* STATED EXERCISE *
Lines containing the string "király" are to be counted; report the number and nothing more.

* SOURCE RECORDS *
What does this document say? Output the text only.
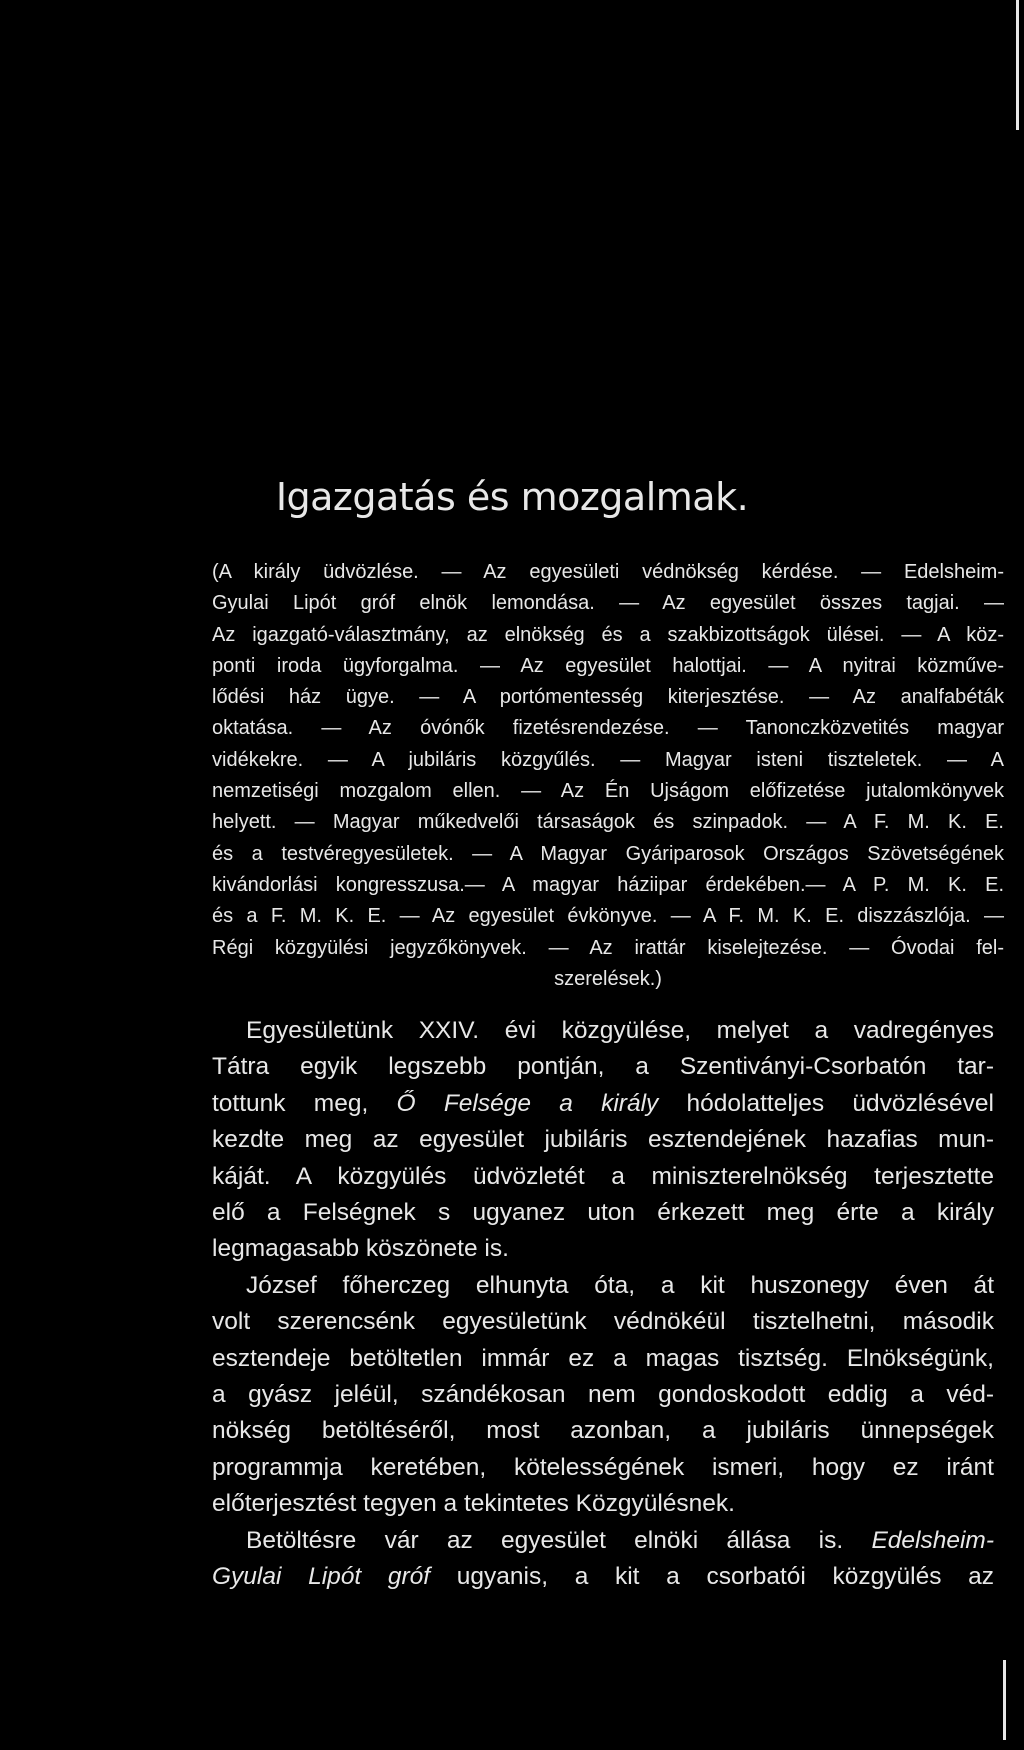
Igazgatás és mozgalmak.
(A király üdvözlése. — Az egyesületi védnökség kérdése. — Edelsheim-
Gyulai Lipót gróf elnök lemondása. — Az egyesület összes tagjai. —
Az igazgató-választmány, az elnökség és a szakbizottságok ülései. — A köz-
ponti iroda ügyforgalma. — Az egyesület halottjai. — A nyitrai közműve-
lődési ház ügye. — A portómentesség kiterjesztése. — Az analfabéták
oktatása. — Az óvónők fizetésrendezése. — Tanonczközvetités magyar
vidékekre. — A jubiláris közgyűlés. — Magyar isteni tiszteletek. — A
nemzetiségi mozgalom ellen. — Az Én Ujságom előfizetése jutalomkönyvek
helyett. — Magyar műkedvelői társaságok és szinpadok. — A F. M. K. E.
és a testvéregyesületek. — A Magyar Gyáriparosok Országos Szövetségének
kivándorlási kongresszusa.— A magyar háziipar érdekében.— A P. M. K. E.
és a F. M. K. E. — Az egyesület évkönyve. — A F. M. K. E. diszzászlója. —
Régi közgyülési jegyzőkönyvek. — Az irattár kiselejtezése. — Óvodai fel-
szerelések.)
Egyesületünk XXIV. évi közgyülése, melyet a vadregényes
Tátra egyik legszebb pontján, a Szentiványi-Csorbatón tar-
tottunk meg, Ő Felsége a király hódolatteljes üdvözlésével
kezdte meg az egyesület jubiláris esztendejének hazafias mun-
káját. A közgyülés üdvözletét a miniszterelnökség terjesztette
elő a Felségnek s ugyanez uton érkezett meg érte a király
legmagasabb köszönete is.
József főherczeg elhunyta óta, a kit huszonegy éven át
volt szerencsénk egyesületünk védnökéül tisztelhetni, második
esztendeje betöltetlen immár ez a magas tisztség. Elnökségünk,
a gyász jeléül, szándékosan nem gondoskodott eddig a véd-
nökség betöltéséről, most azonban, a jubiláris ünnepségek
programmja keretében, kötelességének ismeri, hogy ez iránt
előterjesztést tegyen a tekintetes Közgyülésnek.
Betöltésre vár az egyesület elnöki állása is. Edelsheim-
Gyulai Lipót gróf ugyanis, a kit a csorbatói közgyülés az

* FINISHED TASK *
3